## TASK TO COMPLETE
Only the number is wanted: tally the lines below that contain the word "name".

## RECORDS PROVIDED
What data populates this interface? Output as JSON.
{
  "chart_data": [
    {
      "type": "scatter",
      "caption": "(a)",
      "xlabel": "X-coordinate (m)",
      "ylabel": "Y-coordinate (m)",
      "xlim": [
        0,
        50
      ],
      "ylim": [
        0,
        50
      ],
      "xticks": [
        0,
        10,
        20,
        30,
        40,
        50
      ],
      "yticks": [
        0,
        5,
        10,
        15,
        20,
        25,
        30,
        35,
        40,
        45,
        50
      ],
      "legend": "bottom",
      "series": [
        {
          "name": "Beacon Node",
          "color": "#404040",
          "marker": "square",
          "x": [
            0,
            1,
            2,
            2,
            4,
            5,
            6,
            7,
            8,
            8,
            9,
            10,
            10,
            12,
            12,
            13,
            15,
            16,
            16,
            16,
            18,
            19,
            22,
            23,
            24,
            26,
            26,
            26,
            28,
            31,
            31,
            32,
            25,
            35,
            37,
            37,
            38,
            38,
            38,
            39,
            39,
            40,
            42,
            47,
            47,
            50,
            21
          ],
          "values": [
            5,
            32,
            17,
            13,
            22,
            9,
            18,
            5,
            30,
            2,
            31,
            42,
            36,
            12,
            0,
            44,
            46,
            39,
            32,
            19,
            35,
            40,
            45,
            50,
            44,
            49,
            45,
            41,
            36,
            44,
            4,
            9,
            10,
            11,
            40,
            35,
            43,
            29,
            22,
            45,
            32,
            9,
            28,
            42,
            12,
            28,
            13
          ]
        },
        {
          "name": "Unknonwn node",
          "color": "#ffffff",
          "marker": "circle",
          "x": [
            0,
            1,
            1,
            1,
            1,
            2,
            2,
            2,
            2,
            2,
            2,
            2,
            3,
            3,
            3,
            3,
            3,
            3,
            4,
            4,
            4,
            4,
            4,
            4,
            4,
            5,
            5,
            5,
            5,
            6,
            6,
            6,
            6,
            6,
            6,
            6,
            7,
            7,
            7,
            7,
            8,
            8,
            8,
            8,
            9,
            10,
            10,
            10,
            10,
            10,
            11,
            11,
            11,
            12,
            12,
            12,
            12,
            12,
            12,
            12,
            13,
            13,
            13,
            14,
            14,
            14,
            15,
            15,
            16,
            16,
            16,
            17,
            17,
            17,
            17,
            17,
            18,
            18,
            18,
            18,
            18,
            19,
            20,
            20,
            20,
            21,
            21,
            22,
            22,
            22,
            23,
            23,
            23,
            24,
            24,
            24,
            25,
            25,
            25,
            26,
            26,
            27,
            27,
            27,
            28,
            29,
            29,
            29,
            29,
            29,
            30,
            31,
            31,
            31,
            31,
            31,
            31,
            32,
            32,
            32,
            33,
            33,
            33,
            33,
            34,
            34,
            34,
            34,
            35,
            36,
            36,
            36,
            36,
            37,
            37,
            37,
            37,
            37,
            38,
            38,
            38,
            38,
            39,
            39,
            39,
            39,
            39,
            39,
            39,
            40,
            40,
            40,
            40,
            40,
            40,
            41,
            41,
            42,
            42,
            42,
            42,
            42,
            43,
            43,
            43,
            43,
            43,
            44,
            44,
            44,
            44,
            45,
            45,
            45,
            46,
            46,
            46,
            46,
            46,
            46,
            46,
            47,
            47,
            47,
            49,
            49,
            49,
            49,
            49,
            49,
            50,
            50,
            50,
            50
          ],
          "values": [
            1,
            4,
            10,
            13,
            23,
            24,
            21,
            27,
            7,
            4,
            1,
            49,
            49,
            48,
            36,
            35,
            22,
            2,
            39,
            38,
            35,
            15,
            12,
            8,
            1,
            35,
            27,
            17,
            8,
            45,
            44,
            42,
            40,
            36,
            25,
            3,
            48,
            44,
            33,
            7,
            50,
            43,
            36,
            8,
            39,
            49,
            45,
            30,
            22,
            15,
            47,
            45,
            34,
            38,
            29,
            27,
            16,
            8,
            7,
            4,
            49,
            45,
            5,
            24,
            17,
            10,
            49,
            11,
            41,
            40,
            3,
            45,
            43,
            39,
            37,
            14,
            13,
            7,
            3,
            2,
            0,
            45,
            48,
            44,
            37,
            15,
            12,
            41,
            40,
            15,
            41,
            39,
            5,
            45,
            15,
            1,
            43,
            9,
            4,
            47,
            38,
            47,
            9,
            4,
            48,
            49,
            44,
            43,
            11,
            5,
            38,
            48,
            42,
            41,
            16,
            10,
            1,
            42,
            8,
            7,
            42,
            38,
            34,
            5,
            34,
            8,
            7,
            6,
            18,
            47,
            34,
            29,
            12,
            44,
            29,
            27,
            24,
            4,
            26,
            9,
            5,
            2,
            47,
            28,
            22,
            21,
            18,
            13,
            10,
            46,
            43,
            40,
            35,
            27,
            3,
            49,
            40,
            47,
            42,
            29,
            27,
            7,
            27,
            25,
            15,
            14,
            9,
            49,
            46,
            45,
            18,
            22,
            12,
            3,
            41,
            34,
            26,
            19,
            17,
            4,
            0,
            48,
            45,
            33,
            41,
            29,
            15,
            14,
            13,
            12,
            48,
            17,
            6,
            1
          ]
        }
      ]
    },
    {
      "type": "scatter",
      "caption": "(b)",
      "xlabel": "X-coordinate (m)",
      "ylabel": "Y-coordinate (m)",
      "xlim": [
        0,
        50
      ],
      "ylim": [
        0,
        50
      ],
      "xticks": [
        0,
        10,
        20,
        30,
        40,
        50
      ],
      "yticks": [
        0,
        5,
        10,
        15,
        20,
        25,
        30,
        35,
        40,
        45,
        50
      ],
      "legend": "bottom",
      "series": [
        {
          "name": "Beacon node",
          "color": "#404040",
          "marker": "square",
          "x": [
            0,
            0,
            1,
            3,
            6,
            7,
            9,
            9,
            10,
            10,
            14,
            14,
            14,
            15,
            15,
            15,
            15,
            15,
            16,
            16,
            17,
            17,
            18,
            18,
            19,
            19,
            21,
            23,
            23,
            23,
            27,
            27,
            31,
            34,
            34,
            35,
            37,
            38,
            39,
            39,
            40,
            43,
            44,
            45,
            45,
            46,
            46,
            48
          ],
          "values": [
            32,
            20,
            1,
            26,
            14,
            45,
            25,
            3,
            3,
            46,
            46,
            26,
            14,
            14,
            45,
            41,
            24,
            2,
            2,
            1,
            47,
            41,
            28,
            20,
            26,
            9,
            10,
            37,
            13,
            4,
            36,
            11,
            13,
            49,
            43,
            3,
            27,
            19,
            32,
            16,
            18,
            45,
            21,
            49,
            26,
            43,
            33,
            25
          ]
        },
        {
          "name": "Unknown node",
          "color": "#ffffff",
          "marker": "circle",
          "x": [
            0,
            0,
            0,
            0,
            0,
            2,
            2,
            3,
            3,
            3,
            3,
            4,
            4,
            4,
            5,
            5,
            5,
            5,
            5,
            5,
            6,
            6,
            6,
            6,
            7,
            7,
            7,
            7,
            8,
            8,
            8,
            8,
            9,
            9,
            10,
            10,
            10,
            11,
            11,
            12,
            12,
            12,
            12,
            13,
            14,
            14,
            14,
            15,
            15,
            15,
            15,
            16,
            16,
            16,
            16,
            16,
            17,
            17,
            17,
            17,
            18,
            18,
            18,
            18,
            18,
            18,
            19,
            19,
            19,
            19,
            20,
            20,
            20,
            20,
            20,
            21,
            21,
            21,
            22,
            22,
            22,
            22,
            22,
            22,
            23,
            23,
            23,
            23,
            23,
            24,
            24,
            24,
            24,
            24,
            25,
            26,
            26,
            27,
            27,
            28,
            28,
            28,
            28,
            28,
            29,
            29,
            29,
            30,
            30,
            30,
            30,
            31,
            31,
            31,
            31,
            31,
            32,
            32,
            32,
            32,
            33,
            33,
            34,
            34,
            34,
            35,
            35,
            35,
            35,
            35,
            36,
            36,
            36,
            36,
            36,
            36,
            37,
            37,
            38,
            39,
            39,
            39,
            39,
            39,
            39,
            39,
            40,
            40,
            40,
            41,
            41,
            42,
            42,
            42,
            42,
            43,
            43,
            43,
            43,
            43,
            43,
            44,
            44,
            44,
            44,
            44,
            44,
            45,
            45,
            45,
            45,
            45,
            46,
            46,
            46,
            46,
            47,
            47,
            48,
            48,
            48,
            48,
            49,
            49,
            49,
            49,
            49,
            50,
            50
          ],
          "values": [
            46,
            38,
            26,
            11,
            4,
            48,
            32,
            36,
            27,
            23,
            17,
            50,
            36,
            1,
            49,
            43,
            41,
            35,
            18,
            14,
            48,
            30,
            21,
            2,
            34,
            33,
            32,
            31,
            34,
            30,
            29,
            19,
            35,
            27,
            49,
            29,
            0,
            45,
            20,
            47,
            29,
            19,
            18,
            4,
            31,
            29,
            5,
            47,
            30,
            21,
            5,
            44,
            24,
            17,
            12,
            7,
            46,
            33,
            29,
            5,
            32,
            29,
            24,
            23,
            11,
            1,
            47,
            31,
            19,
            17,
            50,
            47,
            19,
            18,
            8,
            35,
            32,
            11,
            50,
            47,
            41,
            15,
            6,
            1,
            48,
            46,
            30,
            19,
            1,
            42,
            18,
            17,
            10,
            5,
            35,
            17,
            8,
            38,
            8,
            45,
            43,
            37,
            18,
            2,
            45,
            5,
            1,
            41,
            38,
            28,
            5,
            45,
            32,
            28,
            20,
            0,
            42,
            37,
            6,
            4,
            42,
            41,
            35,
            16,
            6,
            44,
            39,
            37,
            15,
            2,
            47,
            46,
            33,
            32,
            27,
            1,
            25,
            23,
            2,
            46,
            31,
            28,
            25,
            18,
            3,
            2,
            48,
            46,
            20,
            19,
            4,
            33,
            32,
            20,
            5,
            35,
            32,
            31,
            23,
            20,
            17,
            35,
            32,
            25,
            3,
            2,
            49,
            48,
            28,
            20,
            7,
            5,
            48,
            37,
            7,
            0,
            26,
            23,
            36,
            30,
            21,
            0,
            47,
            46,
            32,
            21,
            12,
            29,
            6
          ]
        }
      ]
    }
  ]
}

## OUTPUT
4